> **Material for the task**
** BEGIN **

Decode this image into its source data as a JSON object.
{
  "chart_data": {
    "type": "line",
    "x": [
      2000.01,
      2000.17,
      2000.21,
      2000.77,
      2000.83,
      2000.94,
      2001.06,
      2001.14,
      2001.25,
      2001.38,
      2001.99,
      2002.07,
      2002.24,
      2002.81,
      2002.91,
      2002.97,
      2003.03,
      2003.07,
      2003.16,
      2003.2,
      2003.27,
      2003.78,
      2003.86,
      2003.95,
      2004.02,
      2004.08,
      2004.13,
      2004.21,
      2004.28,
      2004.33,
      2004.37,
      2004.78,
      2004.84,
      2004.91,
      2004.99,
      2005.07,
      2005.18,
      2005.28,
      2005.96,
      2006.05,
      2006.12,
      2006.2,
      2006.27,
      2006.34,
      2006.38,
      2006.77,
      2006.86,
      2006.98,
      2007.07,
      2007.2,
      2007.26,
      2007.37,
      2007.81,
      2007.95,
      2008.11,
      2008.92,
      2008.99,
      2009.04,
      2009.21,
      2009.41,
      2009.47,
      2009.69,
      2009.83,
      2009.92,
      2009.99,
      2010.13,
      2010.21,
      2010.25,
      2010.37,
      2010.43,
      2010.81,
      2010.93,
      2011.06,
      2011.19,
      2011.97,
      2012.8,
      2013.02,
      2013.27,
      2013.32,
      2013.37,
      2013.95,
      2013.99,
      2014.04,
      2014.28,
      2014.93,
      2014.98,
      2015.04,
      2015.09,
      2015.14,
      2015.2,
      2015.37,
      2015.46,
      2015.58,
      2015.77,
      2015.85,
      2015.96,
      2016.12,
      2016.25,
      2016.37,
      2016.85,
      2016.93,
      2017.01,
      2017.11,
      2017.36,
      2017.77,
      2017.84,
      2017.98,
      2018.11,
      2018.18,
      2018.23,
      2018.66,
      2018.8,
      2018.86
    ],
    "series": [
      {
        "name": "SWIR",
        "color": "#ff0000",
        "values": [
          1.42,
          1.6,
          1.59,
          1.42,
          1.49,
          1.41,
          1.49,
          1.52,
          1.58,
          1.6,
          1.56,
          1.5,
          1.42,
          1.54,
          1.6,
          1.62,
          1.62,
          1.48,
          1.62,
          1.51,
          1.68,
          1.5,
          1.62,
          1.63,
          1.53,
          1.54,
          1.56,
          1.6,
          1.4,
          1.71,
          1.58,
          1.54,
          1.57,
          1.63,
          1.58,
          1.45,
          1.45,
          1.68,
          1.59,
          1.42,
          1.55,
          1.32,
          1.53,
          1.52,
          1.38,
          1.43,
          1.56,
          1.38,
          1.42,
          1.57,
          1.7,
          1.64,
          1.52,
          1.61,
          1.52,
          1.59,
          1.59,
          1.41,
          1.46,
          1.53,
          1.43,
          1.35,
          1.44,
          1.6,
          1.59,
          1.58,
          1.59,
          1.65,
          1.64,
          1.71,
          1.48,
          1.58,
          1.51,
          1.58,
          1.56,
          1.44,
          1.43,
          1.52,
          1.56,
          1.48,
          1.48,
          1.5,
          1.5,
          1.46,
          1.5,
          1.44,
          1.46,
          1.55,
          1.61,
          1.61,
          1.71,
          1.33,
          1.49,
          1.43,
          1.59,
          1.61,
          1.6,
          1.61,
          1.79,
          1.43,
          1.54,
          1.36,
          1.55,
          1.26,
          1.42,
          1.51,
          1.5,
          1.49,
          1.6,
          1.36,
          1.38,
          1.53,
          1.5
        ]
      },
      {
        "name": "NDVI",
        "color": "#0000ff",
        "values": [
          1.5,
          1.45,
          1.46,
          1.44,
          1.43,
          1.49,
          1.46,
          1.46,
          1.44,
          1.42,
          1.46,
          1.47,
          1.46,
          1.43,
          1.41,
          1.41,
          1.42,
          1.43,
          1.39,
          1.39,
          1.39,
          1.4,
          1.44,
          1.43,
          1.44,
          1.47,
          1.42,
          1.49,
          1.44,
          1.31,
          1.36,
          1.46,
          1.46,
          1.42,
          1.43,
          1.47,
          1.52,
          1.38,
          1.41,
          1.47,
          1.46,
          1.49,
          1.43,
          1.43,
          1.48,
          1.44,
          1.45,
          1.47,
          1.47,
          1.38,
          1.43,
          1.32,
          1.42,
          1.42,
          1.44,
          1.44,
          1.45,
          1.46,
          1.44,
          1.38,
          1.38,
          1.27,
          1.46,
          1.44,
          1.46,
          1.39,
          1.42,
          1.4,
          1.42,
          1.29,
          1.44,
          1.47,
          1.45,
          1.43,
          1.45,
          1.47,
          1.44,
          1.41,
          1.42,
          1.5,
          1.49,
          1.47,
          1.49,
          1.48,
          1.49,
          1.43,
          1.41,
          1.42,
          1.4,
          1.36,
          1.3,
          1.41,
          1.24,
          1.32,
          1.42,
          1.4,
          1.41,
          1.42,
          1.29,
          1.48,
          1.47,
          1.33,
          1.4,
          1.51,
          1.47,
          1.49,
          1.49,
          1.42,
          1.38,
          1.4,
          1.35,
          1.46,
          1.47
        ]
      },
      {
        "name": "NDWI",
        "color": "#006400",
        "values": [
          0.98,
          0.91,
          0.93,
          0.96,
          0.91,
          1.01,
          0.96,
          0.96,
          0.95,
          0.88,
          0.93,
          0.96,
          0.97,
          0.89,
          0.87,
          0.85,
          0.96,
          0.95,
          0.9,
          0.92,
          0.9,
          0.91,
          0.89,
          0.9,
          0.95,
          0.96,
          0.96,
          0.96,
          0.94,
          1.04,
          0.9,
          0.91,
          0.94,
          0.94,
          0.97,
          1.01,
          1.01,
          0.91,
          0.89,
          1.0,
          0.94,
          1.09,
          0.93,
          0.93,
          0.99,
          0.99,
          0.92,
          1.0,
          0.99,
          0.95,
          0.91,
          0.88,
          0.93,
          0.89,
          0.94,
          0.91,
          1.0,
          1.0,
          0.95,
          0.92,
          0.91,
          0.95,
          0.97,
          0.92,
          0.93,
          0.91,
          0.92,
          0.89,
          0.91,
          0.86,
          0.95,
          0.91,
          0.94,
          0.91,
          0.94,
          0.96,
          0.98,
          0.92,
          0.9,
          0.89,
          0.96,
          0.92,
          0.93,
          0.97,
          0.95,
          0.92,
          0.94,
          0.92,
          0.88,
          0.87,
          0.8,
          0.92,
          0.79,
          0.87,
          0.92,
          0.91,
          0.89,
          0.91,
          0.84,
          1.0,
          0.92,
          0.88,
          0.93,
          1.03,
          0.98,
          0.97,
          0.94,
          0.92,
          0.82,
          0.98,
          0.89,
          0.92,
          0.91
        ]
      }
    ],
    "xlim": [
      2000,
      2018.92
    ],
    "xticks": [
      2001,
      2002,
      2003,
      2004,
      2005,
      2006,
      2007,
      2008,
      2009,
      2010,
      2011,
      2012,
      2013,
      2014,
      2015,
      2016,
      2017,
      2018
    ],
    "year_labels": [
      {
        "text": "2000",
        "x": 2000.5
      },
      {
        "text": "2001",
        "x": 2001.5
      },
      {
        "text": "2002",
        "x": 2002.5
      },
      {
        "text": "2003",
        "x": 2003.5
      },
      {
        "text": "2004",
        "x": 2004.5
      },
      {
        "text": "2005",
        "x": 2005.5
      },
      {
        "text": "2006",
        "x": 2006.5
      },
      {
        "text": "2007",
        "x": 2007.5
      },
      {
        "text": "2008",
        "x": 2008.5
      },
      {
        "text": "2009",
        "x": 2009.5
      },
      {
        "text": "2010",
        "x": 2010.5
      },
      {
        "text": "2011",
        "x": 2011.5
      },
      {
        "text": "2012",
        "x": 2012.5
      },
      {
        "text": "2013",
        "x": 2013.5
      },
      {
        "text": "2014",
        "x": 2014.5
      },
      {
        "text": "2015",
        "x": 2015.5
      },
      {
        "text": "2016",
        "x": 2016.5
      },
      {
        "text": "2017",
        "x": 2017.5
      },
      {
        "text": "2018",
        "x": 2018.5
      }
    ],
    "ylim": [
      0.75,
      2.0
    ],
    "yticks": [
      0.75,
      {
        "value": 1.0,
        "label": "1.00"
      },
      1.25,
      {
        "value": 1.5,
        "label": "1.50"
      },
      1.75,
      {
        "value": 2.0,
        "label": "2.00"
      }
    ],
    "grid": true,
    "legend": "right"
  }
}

** END **

> **What is being asked**
Read the data above and pull out each line that holds the string "color".

> **Complete output**
        "color": "#ff0000",
        "color": "#0000ff",
        "color": "#006400",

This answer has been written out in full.